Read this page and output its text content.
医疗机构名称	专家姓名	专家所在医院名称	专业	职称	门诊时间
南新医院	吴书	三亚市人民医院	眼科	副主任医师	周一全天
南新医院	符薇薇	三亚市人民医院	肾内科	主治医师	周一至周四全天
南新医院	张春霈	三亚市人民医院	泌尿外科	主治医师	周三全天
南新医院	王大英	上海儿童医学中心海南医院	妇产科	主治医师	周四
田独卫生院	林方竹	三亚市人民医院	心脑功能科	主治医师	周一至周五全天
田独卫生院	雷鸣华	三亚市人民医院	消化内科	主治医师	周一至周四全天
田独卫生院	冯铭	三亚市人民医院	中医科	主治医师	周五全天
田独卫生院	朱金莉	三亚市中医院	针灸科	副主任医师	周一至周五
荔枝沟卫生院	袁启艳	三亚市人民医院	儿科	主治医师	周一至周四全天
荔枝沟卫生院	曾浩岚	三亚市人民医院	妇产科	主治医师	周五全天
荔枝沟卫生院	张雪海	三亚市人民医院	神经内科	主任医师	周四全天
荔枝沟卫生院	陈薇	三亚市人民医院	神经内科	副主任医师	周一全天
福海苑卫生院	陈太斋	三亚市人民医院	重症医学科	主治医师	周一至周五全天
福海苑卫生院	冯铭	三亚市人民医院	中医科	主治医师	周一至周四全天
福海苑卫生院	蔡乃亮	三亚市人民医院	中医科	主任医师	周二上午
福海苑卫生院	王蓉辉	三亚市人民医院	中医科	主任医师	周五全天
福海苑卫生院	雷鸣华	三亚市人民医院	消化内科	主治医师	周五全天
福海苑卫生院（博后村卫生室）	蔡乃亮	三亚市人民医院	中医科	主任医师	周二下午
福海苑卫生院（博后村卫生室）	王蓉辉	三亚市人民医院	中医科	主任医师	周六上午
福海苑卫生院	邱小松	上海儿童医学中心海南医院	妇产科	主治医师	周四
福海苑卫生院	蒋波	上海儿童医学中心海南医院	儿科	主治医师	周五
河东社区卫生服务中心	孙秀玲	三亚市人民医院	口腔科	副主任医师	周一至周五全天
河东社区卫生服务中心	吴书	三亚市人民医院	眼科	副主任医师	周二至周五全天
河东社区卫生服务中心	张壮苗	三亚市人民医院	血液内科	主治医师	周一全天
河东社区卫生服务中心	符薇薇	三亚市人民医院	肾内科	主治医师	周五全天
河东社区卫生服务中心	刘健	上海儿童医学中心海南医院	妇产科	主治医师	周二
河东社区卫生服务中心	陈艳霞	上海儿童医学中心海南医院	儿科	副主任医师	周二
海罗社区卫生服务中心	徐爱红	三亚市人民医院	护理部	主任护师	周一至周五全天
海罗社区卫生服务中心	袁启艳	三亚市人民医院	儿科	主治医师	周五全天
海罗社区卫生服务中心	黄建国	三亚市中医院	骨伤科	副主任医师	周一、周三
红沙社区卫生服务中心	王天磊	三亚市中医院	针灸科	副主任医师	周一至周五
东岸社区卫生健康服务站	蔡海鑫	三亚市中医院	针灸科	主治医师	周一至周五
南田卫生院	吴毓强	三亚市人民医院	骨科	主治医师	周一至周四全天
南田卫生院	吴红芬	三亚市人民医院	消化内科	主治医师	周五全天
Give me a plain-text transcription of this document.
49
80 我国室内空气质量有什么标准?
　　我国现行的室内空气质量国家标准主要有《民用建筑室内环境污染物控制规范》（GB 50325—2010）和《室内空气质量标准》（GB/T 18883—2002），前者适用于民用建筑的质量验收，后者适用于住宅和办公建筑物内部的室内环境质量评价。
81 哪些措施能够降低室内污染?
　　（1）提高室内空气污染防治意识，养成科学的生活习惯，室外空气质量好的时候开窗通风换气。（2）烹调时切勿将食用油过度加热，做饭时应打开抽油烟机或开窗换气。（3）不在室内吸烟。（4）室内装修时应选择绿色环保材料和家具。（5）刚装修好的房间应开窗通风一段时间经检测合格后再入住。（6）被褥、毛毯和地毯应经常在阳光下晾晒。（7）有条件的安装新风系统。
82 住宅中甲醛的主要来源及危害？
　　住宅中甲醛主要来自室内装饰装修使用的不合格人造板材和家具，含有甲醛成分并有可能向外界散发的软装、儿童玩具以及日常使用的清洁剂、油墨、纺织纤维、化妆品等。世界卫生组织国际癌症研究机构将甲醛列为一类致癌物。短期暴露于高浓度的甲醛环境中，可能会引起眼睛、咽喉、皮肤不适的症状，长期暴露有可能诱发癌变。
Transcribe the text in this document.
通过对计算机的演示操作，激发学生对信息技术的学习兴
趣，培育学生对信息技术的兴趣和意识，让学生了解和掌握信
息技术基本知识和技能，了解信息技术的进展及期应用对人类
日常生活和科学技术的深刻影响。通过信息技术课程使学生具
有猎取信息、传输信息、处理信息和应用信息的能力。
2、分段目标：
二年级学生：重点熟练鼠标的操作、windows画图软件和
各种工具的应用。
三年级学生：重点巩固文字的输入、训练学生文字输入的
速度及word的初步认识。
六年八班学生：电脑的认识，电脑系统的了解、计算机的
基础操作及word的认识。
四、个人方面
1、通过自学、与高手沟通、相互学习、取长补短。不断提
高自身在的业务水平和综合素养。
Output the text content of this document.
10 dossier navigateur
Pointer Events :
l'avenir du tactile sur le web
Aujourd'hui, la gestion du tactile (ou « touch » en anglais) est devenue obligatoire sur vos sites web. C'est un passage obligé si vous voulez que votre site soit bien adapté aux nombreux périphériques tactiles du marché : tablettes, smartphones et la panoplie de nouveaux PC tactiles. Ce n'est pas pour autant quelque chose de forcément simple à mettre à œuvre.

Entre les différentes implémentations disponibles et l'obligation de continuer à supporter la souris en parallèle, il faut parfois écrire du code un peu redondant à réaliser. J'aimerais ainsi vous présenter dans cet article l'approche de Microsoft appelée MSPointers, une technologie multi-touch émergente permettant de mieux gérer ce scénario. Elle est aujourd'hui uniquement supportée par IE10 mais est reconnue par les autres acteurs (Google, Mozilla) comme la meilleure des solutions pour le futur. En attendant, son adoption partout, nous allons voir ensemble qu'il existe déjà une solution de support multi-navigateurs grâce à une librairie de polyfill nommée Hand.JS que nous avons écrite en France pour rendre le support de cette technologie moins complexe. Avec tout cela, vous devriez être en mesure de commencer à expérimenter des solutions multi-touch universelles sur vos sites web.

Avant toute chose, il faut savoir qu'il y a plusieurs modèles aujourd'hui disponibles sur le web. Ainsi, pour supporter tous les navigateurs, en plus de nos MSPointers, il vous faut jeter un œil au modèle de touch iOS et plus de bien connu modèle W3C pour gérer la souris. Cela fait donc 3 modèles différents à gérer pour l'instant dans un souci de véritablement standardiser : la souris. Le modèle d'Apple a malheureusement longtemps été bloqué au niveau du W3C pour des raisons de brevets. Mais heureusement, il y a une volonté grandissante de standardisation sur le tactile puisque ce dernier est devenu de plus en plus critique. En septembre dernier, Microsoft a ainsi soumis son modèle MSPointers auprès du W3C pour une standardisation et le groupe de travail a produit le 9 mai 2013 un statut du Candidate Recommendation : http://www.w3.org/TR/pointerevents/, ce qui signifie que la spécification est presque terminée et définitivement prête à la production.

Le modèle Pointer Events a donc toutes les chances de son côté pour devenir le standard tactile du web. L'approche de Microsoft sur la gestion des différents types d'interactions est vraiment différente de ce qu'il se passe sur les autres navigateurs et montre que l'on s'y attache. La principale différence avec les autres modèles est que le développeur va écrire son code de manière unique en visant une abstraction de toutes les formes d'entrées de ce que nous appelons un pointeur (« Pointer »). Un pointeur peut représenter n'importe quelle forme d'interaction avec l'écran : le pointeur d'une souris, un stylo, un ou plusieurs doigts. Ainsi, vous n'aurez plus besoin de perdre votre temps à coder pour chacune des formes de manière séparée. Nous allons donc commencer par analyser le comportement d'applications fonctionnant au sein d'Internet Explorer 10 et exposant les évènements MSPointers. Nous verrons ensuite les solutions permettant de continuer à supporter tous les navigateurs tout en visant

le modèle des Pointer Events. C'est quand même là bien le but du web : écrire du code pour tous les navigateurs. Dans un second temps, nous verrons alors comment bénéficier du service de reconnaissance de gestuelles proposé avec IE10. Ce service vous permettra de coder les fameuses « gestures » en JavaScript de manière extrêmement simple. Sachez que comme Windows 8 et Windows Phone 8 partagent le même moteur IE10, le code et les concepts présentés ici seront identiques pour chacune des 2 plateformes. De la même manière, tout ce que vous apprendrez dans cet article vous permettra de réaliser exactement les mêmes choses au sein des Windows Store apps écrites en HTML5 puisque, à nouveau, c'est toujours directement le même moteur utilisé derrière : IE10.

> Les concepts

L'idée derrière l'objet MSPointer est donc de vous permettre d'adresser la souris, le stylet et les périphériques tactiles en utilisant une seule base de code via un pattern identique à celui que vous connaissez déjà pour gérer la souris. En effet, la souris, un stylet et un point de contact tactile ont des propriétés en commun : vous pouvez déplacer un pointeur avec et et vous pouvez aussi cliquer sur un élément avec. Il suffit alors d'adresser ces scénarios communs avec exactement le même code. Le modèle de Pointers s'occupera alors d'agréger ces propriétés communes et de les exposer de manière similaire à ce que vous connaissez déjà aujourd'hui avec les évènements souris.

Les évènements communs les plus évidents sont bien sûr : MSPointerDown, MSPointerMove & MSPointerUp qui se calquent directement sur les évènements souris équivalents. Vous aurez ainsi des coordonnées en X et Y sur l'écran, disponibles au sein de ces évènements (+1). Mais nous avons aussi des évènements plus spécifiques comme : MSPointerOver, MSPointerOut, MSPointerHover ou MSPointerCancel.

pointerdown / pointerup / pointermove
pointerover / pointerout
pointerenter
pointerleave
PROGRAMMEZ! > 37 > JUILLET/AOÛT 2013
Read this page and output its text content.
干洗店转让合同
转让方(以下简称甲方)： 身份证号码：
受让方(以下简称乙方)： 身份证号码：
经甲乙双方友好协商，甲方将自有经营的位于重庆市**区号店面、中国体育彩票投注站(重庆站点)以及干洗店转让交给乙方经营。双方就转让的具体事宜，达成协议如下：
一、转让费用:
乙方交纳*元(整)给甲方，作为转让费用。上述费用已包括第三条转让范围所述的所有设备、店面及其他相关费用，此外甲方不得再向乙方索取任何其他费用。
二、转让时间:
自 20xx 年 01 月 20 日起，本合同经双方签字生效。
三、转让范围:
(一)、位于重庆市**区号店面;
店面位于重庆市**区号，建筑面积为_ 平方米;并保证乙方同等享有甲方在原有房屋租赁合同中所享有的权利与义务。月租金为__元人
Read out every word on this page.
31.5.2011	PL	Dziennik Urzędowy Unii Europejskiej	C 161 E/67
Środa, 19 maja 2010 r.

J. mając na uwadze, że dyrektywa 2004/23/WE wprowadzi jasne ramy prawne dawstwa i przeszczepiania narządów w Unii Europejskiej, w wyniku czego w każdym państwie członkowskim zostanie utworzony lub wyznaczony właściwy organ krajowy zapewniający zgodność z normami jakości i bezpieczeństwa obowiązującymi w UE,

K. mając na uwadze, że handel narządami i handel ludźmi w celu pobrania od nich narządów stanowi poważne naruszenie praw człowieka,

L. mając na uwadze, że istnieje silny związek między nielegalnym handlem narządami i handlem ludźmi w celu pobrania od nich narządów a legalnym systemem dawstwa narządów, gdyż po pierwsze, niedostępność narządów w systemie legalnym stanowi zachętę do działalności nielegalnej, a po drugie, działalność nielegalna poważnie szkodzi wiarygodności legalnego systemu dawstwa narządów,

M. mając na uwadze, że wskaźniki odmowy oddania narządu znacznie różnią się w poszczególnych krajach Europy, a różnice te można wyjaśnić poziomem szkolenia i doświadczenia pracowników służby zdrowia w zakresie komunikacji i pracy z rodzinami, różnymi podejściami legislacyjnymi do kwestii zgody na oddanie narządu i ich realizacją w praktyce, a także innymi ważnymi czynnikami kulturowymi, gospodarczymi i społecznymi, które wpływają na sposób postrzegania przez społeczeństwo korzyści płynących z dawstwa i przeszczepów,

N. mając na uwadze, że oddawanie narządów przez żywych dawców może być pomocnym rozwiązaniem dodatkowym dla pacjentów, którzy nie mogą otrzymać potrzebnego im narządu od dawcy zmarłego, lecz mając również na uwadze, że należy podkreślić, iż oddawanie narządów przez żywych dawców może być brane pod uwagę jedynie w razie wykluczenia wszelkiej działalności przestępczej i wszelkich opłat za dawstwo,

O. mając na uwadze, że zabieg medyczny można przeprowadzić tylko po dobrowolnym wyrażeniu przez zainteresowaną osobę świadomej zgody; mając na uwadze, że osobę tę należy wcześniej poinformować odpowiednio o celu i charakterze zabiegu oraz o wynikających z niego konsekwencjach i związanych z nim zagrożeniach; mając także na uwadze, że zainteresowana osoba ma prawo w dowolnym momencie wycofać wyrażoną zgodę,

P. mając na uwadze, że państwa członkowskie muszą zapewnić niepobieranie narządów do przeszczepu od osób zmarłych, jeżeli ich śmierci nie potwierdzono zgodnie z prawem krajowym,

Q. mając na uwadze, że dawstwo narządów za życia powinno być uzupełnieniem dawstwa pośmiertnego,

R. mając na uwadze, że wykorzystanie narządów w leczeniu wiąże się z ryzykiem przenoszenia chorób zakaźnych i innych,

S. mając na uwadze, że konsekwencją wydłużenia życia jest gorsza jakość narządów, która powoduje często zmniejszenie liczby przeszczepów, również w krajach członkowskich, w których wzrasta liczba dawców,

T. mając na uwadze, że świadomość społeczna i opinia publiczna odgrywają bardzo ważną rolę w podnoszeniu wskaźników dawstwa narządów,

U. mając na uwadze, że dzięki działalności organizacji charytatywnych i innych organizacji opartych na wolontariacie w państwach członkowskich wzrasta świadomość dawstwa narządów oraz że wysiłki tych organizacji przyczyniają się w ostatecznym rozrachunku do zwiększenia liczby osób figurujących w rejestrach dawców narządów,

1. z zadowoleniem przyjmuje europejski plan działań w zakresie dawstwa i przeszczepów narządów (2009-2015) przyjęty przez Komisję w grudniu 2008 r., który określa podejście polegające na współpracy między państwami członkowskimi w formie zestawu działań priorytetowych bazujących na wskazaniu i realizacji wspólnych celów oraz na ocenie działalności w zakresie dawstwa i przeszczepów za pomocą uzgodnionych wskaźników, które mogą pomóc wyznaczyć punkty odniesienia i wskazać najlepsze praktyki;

+ + + +

◆ TASK OBJECTIVE
Select from the material above each line in which the string "przeszczepów" appears, and list those lines.

◆ ANSWER FOR THE TASK
M. mając na uwadze, że wskaźniki odmowy oddania narządu znacznie różnią się w poszczególnych krajach Europy, a różnice te można wyjaśnić poziomem szkolenia i doświadczenia pracowników służby zdrowia w zakresie komunikacji i pracy z rodzinami, różnymi podejściami legislacyjnymi do kwestii zgody na oddanie narządu i ich realizacją w praktyce, a także innymi ważnymi czynnikami kulturowymi, gospodarczymi i społecznymi, które wpływają na sposób postrzegania przez społeczeństwo korzyści płynących z dawstwa i przeszczepów,
S. mając na uwadze, że konsekwencją wydłużenia życia jest gorsza jakość narządów, która powoduje często zmniejszenie liczby przeszczepów, również w krajach członkowskich, w których wzrasta liczba dawców,
1. z zadowoleniem przyjmuje europejski plan działań w zakresie dawstwa i przeszczepów narządów (2009-2015) przyjęty przez Komisję w grudniu 2008 r., który określa podejście polegające na współpracy między państwami członkowskimi w formie zestawu działań priorytetowych bazujących na wskazaniu i realizacji wspólnych celów oraz na ocenie działalności w zakresie dawstwa i przeszczepów za pomocą uzgodnionych wskaźników, które mogą pomóc wyznaczyć punkty odniesienia i wskazać najlepsze praktyki;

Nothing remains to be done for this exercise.